_Extracted entries:_
'''

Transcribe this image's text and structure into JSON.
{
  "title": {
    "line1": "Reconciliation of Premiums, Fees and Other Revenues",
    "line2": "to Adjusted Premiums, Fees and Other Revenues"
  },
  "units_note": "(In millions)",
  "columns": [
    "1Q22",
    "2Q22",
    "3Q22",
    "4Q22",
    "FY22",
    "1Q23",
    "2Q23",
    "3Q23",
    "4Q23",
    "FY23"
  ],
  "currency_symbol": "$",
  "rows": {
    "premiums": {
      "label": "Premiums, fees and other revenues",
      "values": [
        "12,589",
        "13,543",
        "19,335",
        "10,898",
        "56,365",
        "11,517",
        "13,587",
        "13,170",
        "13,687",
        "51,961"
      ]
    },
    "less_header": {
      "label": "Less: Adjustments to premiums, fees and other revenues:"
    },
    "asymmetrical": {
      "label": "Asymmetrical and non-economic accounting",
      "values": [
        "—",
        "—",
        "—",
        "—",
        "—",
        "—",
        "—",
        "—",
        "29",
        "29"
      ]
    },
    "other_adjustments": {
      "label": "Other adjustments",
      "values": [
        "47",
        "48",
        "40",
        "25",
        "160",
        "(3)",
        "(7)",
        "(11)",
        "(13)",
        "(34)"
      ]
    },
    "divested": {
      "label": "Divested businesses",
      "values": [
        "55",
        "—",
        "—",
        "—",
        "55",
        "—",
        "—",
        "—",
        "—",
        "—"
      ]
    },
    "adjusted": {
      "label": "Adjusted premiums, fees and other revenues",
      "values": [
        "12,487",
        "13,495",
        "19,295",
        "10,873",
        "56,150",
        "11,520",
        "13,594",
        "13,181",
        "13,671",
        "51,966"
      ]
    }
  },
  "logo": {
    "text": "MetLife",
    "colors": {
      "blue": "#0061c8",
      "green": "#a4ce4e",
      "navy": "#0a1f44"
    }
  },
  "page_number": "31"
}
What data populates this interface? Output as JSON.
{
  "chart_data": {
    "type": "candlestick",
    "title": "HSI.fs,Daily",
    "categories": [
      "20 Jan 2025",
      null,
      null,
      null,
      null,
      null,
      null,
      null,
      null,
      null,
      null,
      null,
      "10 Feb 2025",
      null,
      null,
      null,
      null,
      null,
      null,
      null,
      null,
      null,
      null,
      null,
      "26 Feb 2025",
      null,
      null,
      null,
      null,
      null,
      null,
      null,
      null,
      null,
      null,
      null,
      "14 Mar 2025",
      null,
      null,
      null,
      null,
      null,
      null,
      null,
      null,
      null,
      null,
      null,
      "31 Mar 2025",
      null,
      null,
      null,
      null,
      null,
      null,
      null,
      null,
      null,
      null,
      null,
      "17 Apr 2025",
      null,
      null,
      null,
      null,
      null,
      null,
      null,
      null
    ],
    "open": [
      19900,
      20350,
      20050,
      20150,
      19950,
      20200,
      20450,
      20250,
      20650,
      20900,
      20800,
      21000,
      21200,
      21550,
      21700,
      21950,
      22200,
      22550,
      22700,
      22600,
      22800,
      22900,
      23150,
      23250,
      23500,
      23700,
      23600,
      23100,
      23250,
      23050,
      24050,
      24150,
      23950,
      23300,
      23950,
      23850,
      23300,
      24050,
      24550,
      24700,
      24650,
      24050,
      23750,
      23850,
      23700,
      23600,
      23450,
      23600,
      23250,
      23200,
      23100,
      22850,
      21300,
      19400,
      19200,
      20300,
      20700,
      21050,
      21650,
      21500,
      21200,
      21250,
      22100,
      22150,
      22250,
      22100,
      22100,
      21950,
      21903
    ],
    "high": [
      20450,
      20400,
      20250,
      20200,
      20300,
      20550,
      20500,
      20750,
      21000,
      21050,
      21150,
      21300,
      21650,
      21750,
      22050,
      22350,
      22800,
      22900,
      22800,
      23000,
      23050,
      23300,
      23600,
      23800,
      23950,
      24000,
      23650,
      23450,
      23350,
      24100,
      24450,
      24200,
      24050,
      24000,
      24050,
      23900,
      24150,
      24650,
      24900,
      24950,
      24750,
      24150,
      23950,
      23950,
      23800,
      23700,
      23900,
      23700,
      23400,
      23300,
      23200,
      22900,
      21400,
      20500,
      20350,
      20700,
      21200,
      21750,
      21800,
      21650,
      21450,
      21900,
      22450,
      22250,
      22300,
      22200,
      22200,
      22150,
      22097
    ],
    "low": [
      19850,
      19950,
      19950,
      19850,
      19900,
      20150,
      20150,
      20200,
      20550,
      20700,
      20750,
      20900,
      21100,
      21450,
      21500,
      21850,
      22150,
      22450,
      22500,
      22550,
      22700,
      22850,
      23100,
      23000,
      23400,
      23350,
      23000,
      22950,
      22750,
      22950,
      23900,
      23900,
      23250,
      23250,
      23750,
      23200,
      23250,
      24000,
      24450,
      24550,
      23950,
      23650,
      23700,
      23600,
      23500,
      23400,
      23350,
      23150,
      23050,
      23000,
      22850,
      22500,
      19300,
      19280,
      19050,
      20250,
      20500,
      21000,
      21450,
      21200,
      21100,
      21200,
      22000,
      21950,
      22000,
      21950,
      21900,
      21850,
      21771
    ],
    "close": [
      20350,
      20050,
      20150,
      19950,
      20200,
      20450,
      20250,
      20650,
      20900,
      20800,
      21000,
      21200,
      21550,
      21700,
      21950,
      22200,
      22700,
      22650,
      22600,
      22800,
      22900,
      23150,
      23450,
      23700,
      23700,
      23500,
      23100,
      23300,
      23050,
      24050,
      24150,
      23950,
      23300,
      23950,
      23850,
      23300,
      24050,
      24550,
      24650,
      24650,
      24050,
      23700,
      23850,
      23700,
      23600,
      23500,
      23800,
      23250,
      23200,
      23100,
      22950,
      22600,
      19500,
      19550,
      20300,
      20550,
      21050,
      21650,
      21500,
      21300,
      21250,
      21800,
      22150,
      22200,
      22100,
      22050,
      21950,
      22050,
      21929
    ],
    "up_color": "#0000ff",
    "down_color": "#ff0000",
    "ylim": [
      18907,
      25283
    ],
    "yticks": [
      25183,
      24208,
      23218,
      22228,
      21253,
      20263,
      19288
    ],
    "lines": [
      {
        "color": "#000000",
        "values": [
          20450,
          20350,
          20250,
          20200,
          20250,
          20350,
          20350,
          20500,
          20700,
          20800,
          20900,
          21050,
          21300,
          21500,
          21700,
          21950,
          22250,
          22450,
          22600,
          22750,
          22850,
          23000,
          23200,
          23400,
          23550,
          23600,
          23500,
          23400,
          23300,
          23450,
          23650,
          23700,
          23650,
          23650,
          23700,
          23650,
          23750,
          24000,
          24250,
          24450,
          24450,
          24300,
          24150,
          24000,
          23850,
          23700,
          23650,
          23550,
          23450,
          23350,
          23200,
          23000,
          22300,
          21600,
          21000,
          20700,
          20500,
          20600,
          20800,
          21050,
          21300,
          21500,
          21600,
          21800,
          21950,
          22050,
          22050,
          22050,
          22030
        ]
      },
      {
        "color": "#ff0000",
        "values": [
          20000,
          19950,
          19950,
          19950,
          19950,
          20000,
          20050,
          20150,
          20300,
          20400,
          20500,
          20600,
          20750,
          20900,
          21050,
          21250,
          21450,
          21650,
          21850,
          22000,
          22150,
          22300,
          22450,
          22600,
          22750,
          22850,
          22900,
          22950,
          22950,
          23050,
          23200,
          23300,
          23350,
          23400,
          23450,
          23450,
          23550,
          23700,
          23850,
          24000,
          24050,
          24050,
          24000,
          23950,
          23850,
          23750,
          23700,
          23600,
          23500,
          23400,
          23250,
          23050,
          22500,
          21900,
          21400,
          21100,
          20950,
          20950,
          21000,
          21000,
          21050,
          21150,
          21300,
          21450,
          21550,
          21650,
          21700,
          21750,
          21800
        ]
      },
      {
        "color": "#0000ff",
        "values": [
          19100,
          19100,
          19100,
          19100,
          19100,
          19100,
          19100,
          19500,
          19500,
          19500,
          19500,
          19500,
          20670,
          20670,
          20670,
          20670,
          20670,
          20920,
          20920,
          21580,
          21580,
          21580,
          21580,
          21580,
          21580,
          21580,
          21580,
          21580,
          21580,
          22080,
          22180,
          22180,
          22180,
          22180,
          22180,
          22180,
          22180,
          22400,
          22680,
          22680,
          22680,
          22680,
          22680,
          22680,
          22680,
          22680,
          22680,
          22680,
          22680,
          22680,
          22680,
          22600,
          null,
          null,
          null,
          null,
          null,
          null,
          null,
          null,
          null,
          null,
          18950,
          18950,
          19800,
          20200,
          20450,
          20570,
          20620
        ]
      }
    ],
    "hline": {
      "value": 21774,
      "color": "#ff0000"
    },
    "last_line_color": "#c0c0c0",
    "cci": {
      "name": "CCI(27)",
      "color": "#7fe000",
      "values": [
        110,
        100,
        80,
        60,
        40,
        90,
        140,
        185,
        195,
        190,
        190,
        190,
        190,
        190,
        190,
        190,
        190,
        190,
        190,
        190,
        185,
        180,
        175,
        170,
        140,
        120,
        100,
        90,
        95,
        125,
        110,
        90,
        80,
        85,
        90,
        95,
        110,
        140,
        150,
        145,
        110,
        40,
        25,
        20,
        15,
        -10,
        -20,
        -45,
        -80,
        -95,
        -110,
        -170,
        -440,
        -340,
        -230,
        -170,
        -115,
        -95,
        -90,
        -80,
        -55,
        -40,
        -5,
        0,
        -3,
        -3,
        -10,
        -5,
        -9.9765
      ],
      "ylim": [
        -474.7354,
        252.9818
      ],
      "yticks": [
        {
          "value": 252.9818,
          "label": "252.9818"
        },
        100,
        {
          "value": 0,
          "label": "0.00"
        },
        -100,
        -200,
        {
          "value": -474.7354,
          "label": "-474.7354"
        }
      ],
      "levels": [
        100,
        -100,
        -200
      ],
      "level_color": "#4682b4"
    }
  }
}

'''

_What is expected:_ Find each line holding the word "label" and copy it.

_Exercise result:_
      "label": "Premiums, fees and other revenues",
      "label": "Less: Adjustments to premiums, fees and other revenues:"
      "label": "Asymmetrical and non-economic accounting",
      "label": "Other adjustments",
      "label": "Divested businesses",
      "label": "Adjusted premiums, fees and other revenues",
          "label": "252.9818"
          "label": "0.00"
          "label": "-474.7354"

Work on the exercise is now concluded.